Data entries for graphics:
--- --- ---
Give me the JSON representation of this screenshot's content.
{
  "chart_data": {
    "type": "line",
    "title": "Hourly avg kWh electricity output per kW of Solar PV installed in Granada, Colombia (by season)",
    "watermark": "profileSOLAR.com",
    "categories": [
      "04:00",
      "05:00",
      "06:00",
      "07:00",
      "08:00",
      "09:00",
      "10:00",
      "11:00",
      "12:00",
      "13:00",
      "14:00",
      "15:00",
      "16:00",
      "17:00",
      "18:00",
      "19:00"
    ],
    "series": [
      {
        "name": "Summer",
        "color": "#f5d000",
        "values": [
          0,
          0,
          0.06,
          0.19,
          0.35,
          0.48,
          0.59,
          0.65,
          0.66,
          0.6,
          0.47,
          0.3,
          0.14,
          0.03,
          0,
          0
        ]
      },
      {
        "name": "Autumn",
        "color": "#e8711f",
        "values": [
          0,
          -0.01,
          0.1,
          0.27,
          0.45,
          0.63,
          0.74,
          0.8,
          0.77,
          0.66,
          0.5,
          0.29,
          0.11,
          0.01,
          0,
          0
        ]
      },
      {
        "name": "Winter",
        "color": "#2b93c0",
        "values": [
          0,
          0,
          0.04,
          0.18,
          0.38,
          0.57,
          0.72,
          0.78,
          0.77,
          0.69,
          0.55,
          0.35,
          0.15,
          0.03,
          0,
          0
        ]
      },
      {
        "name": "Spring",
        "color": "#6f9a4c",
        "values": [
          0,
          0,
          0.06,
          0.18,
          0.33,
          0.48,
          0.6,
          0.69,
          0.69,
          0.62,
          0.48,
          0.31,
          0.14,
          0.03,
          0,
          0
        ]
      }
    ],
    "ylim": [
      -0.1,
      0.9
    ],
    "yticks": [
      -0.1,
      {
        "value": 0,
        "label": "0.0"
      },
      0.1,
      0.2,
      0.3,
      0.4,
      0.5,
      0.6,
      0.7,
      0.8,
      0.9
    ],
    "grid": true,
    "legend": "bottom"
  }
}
--- --- ---
Written exercise:
Copy all lines above containing the string "color".

Correct result:
        "color": "#f5d000",
        "color": "#e8711f",
        "color": "#2b93c0",
        "color": "#6f9a4c",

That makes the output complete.